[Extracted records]
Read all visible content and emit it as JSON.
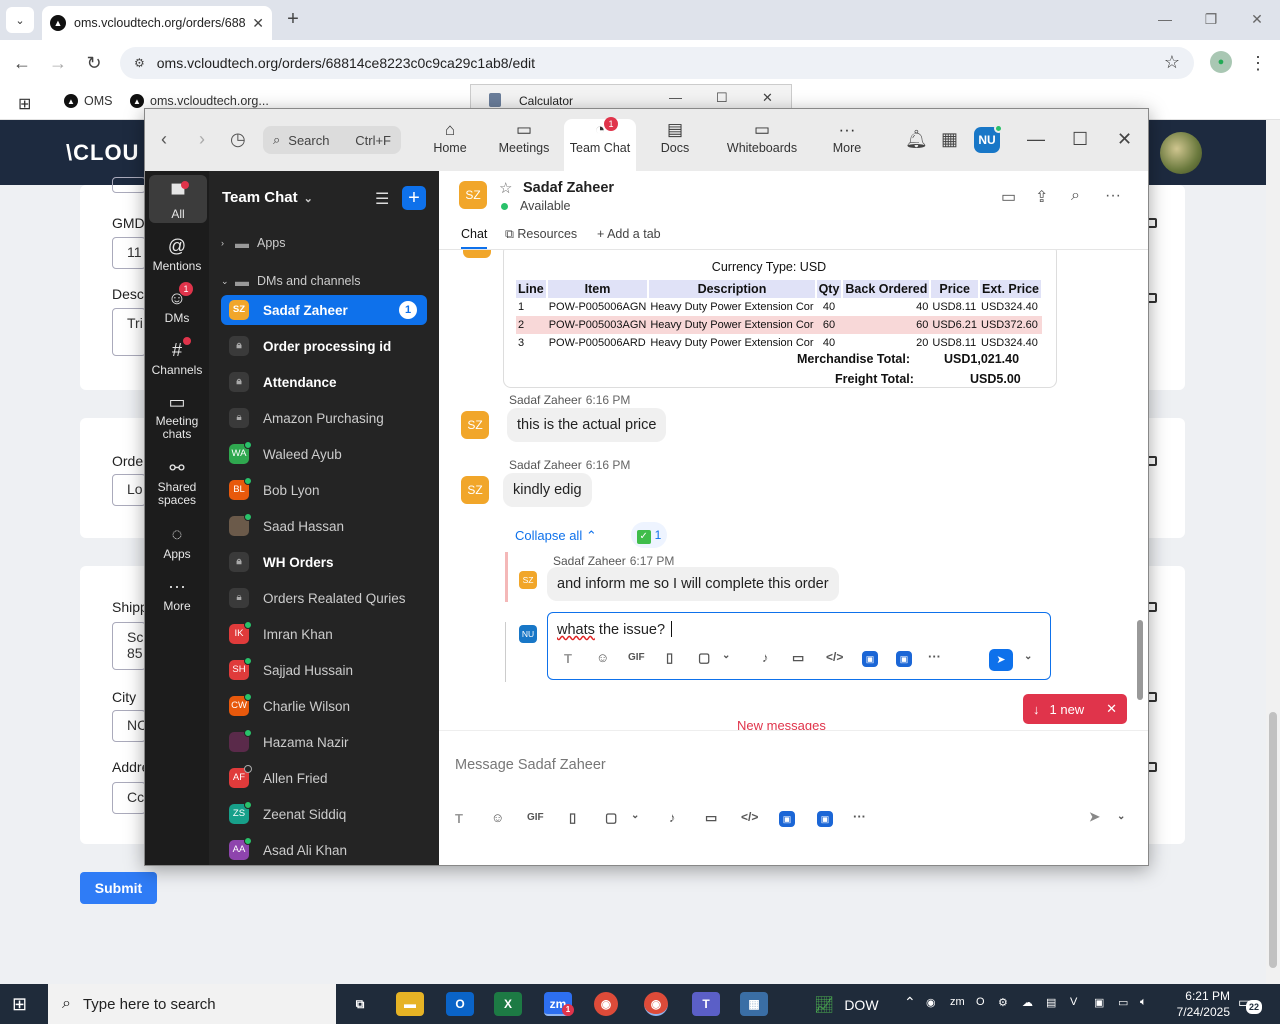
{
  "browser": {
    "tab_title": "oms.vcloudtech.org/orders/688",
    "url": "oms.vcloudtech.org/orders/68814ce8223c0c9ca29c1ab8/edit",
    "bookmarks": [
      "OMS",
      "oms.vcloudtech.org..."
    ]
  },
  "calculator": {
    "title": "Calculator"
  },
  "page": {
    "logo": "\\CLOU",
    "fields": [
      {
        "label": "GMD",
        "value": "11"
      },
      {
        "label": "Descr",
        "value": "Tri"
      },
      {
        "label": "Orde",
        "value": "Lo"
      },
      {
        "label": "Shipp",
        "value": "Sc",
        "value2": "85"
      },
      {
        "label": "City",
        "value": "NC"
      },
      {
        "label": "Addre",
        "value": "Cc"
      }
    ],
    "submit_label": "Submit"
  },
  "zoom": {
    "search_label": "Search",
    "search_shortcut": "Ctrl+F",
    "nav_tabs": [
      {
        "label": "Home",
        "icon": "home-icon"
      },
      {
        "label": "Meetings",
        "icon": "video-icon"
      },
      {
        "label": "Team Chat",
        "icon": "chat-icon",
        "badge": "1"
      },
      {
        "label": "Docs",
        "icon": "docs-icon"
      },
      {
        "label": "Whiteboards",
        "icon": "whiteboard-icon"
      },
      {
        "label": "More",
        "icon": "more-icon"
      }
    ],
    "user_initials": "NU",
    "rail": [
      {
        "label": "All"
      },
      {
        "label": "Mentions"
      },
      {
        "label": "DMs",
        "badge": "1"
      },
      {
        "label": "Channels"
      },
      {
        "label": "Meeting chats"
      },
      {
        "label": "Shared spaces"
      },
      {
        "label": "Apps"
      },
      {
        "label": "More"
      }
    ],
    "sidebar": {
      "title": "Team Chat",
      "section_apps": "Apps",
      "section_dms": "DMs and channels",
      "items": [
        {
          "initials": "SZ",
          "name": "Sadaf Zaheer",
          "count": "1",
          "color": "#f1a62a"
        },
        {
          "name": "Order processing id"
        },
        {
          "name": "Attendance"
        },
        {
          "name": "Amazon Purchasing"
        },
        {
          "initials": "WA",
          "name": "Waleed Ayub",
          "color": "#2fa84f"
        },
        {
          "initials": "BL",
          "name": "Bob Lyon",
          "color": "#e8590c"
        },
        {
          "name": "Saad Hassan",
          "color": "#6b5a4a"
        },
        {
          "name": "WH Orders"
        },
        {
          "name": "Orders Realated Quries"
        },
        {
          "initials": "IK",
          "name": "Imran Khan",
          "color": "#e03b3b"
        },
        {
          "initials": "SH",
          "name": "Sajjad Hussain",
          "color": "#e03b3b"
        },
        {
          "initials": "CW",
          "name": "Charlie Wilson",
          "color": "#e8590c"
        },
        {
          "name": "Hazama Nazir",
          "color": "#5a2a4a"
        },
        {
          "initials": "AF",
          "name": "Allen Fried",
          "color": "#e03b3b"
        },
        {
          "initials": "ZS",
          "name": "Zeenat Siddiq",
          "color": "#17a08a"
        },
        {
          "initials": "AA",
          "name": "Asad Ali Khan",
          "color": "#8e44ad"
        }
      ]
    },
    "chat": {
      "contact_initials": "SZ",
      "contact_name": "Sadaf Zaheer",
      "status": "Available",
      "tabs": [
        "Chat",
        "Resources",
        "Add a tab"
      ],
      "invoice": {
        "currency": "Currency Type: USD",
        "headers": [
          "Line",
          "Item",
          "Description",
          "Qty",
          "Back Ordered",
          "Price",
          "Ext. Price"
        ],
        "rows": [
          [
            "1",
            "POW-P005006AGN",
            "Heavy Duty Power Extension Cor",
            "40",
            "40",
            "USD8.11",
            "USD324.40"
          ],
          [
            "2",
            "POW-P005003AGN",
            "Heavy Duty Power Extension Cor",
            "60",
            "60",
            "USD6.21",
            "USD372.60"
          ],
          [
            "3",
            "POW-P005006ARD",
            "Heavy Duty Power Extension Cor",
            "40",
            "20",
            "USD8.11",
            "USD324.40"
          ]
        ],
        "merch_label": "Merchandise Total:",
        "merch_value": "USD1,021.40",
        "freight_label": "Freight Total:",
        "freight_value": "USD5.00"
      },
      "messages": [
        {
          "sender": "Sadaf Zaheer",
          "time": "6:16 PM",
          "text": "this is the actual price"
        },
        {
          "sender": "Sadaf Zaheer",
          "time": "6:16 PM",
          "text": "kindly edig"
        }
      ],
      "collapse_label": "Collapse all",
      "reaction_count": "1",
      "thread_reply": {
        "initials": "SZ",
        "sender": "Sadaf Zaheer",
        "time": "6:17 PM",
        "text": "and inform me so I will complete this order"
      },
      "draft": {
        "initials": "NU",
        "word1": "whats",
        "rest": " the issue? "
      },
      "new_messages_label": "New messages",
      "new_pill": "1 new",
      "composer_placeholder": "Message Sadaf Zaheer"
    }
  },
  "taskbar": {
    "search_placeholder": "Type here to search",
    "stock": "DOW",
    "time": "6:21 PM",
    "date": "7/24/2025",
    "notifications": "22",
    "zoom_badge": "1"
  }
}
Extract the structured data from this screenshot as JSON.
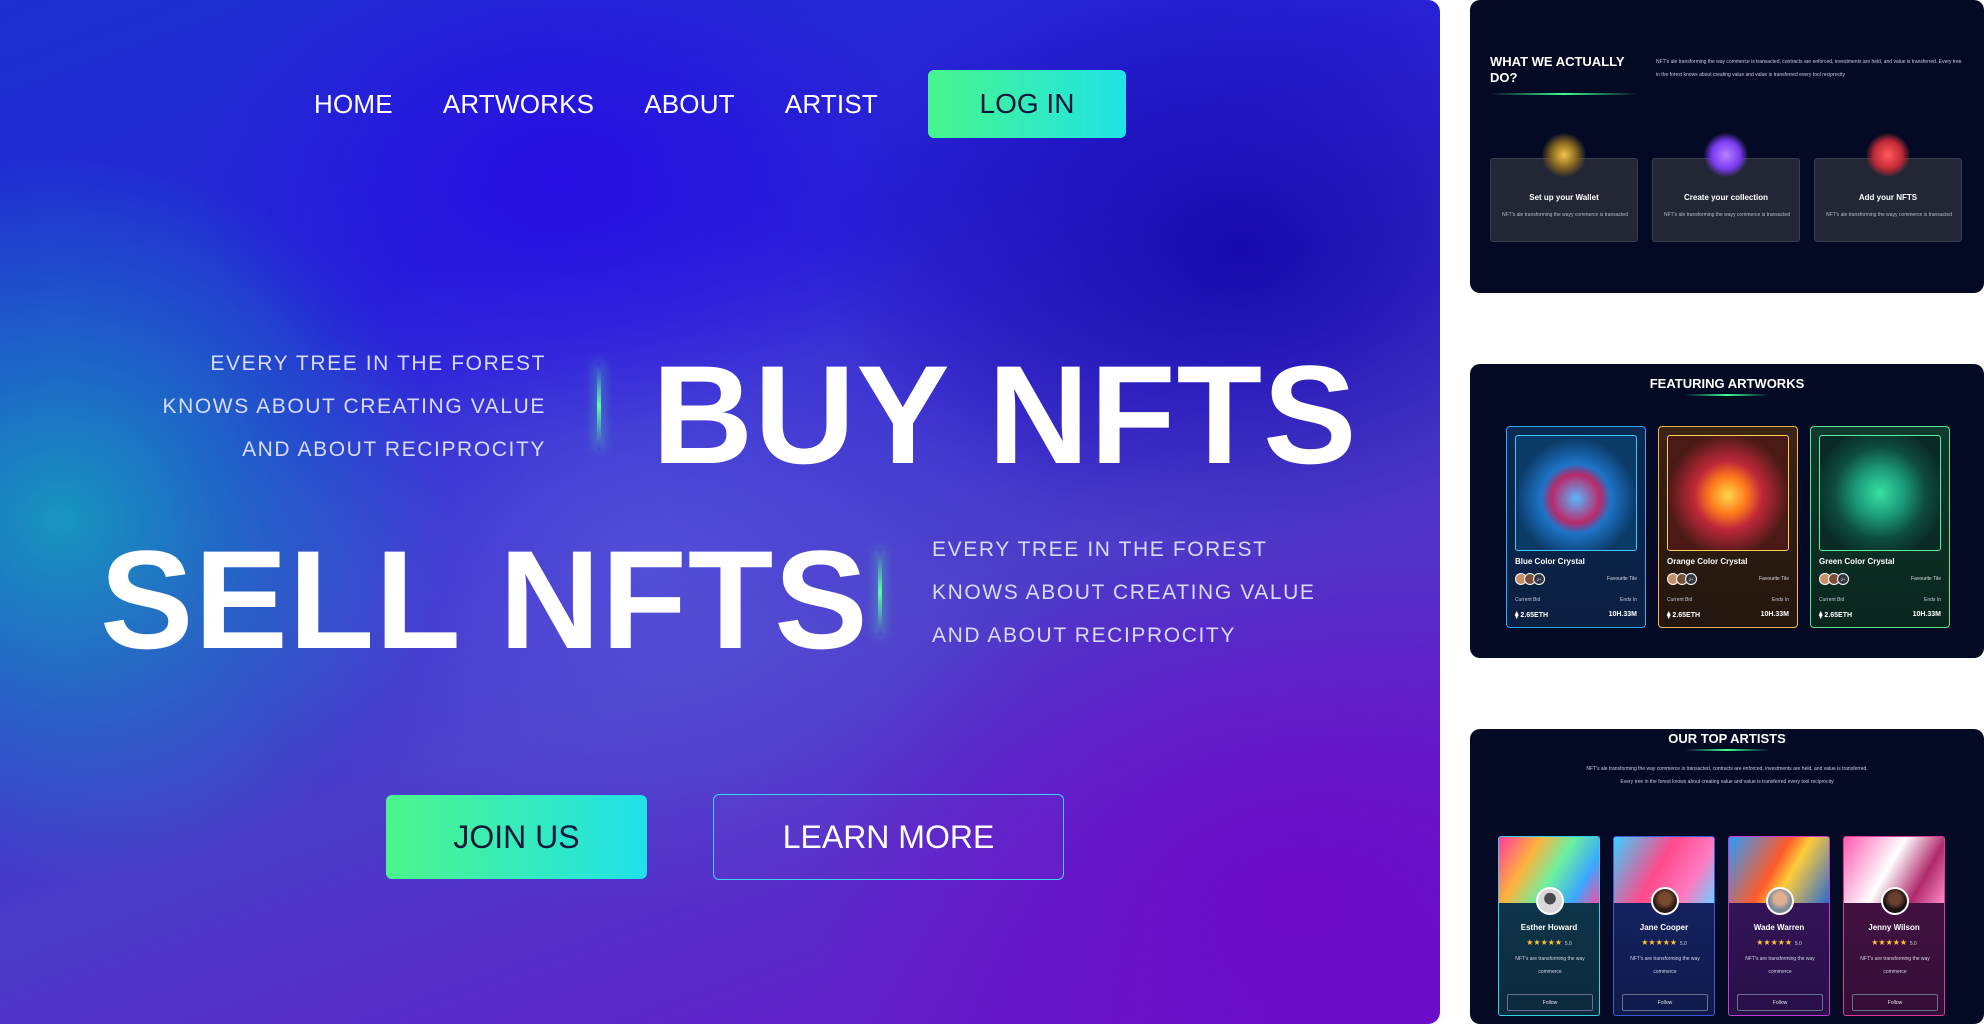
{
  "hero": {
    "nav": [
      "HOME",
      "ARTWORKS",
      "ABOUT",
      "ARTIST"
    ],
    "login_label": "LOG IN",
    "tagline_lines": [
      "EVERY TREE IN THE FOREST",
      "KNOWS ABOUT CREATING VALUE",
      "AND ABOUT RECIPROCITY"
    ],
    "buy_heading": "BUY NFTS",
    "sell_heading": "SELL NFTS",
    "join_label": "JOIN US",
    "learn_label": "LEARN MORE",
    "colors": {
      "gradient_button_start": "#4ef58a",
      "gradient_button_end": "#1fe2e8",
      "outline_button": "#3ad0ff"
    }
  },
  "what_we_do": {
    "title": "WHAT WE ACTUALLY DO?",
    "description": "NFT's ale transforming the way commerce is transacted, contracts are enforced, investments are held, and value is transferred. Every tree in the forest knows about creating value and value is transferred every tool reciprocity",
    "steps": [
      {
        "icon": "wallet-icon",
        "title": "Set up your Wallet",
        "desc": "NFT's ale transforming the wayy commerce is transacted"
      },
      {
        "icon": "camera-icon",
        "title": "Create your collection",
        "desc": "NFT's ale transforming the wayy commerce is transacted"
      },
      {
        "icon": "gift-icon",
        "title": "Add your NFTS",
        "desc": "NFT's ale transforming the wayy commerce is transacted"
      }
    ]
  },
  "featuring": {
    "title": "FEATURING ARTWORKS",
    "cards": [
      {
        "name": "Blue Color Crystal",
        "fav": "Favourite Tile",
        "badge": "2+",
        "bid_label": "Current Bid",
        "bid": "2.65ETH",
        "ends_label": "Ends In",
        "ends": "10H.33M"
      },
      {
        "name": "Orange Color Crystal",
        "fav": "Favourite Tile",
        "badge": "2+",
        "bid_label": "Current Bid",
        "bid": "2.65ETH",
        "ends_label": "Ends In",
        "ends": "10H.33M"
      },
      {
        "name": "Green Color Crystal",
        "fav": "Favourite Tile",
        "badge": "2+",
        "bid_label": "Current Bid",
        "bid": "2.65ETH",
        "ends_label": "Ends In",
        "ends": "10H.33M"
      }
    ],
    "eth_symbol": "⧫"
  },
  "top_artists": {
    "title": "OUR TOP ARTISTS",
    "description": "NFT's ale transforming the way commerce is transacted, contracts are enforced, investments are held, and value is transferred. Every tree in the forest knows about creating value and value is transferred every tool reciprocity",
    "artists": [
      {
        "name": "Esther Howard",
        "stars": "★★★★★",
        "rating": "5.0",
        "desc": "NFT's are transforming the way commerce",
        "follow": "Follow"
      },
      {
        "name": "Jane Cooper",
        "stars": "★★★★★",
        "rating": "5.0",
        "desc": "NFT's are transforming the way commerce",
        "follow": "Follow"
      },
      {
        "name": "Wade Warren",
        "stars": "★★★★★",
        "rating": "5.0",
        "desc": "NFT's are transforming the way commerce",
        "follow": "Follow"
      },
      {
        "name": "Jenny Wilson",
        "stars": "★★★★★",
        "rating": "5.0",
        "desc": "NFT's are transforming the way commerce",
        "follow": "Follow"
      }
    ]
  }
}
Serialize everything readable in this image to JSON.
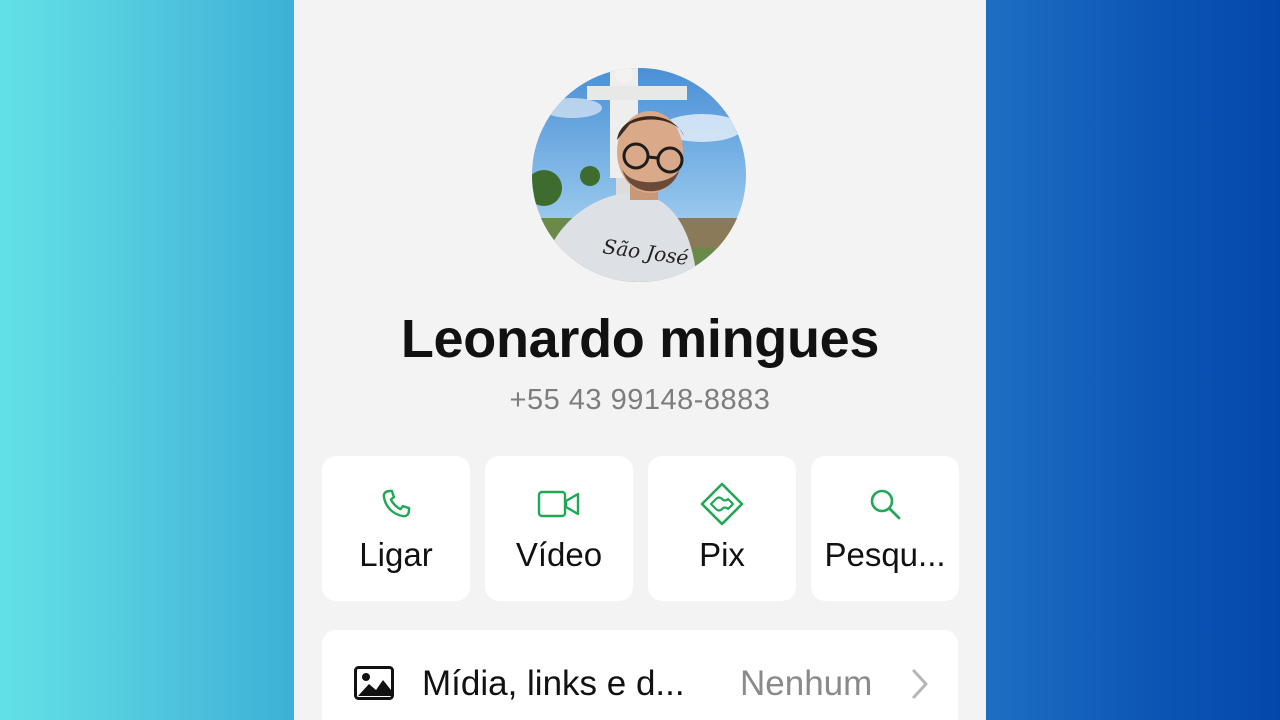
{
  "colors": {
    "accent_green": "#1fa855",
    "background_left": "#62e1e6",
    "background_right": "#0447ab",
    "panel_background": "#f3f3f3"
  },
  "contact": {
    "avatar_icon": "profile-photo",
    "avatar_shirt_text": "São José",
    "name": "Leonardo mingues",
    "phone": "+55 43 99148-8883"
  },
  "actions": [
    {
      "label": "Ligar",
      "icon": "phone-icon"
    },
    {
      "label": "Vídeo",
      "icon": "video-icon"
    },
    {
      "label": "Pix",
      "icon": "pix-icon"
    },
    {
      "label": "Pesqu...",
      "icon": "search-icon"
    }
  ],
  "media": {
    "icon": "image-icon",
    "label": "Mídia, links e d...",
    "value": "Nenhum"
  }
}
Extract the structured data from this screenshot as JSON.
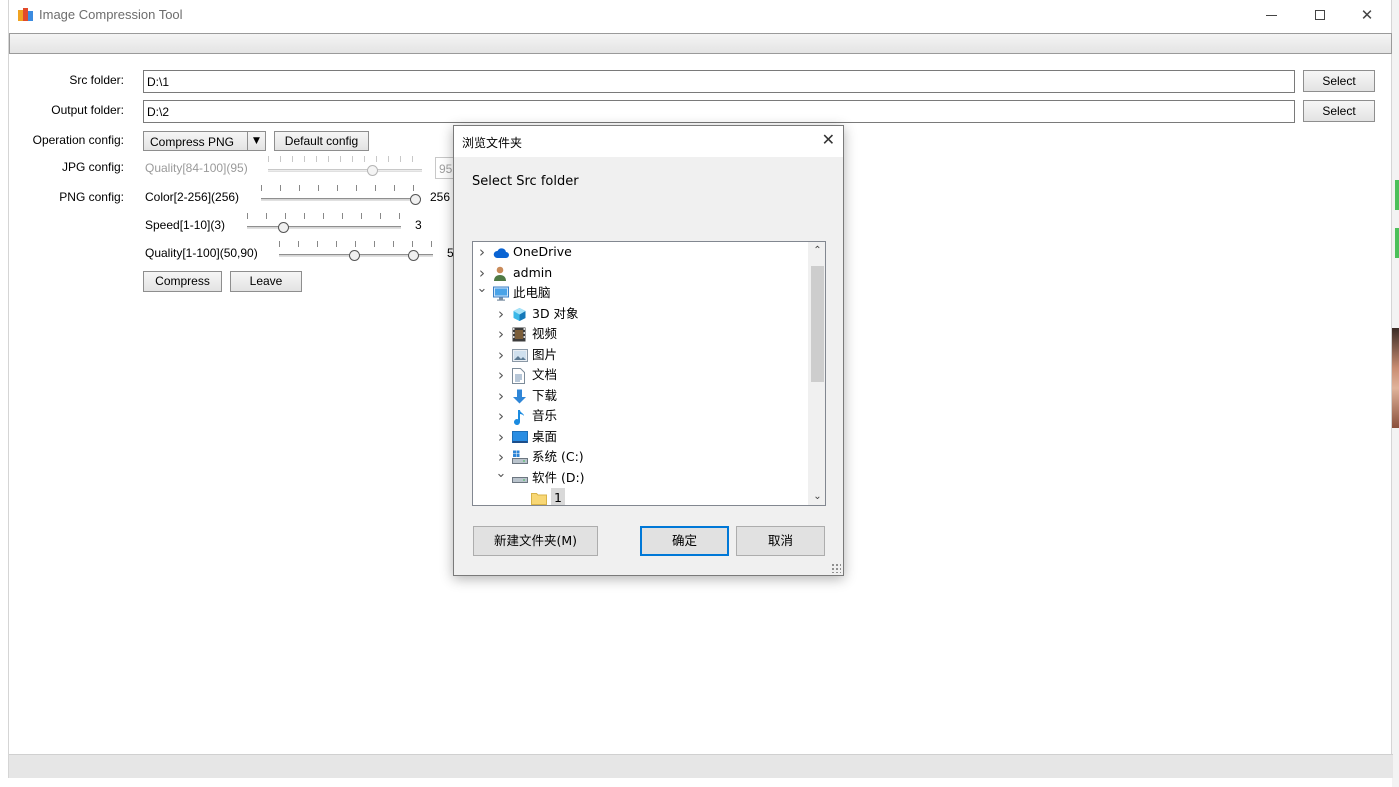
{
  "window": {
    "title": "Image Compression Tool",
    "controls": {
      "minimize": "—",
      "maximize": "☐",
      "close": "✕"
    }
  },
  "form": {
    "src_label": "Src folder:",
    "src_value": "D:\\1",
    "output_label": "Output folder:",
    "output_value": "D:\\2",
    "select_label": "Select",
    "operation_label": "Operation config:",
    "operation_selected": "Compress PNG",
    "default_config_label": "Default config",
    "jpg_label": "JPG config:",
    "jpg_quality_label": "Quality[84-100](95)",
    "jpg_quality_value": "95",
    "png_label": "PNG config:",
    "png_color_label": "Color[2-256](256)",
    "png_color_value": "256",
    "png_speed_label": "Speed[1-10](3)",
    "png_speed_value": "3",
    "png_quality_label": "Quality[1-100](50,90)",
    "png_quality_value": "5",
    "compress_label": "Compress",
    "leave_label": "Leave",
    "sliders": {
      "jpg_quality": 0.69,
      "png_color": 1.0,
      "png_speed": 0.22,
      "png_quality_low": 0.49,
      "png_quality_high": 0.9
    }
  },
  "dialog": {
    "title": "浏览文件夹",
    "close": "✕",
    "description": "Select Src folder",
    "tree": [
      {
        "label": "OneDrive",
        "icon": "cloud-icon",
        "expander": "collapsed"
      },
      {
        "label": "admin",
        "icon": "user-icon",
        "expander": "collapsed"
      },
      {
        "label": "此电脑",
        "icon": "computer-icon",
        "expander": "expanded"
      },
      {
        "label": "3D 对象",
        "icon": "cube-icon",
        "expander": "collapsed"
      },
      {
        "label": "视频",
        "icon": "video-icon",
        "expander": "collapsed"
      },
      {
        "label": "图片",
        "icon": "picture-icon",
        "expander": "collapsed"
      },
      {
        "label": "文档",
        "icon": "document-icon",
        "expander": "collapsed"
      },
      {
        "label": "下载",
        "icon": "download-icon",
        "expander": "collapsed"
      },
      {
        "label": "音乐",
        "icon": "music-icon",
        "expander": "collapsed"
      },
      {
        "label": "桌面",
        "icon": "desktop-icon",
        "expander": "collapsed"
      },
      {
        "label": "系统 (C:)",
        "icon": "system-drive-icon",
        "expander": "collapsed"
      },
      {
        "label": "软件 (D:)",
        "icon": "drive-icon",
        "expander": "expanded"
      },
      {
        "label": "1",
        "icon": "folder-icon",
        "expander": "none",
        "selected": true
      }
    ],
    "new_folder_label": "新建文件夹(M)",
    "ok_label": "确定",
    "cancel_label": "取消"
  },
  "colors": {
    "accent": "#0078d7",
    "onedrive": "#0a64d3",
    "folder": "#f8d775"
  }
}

PROBLEM STATEMENT
Among the entries, how many lines contain the string "Zaheer"? Give the number without anything else.

RESULT OF THIS EXERCISE
6